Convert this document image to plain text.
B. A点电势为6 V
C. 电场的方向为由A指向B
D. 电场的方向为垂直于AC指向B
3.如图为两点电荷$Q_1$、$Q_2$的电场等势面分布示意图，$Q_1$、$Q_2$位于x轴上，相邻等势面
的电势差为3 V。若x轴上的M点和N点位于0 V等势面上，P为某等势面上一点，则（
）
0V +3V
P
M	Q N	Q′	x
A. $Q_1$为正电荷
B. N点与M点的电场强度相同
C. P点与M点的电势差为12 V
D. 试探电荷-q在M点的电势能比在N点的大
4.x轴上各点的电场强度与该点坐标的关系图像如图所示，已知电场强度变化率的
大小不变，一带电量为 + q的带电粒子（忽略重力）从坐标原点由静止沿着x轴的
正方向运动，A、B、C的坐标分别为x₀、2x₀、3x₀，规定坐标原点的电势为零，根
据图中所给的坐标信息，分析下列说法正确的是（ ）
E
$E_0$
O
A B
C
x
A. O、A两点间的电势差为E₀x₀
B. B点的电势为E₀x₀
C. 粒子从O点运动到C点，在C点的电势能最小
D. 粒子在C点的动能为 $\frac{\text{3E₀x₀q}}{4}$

· · · ·

■ **REQUIRED WORK**:
Return all of the entries word for word.

■ **THE ANSWER**:
Convert this document image to plain text.
B. A点电势为6 V
C. 电场的方向为由A指向B
D. 电场的方向为垂直于AC指向B
3.如图为两点电荷$Q_1$、$Q_2$的电场等势面分布示意图，$Q_1$、$Q_2$位于x轴上，相邻等势面
的电势差为3 V。若x轴上的M点和N点位于0 V等势面上，P为某等势面上一点，则（
）
0V +3V
P
M	Q N	Q′	x
A. $Q_1$为正电荷
B. N点与M点的电场强度相同
C. P点与M点的电势差为12 V
D. 试探电荷-q在M点的电势能比在N点的大
4.x轴上各点的电场强度与该点坐标的关系图像如图所示，已知电场强度变化率的
大小不变，一带电量为 + q的带电粒子（忽略重力）从坐标原点由静止沿着x轴的
正方向运动，A、B、C的坐标分别为x₀、2x₀、3x₀，规定坐标原点的电势为零，根
据图中所给的坐标信息，分析下列说法正确的是（ ）
E
$E_0$
O
A B
C
x
A. O、A两点间的电势差为E₀x₀
B. B点的电势为E₀x₀
C. 粒子从O点运动到C点，在C点的电势能最小
D. 粒子在C点的动能为 $\frac{\text{3E₀x₀q}}{4}$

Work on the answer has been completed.